====== LISTED RECORDS

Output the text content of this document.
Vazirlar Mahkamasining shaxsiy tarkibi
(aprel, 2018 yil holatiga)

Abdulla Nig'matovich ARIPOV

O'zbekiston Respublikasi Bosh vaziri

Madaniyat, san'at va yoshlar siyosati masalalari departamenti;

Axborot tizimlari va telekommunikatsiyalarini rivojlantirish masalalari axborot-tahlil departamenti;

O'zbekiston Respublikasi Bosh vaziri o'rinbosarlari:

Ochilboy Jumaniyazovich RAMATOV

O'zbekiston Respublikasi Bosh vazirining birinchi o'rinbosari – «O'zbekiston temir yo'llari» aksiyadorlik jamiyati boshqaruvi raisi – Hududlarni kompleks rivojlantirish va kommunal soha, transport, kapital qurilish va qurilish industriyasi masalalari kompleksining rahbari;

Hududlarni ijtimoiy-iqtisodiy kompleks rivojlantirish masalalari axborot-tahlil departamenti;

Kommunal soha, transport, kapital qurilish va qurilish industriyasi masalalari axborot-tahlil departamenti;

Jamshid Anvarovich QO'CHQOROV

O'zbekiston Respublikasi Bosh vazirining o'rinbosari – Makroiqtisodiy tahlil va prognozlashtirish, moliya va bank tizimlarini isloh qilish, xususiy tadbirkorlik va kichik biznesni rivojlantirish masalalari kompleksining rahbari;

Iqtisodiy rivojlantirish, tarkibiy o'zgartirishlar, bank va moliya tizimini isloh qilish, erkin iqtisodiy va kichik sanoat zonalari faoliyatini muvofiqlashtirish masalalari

============

Select, from the listing, all lines that include the word "kichik".

> [EXPECTED ANSWER]
O'zbekiston Respublikasi Bosh vazirining o'rinbosari – Makroiqtisodiy tahlil va prognozlashtirish, moliya va bank tizimlarini isloh qilish, xususiy tadbirkorlik va kichik biznesni rivojlantirish masalalari kompleksining rahbari;
Iqtisodiy rivojlantirish, tarkibiy o'zgartirishlar, bank va moliya tizimini isloh qilish, erkin iqtisodiy va kichik sanoat zonalari faoliyatini muvofiqlashtirish masalalari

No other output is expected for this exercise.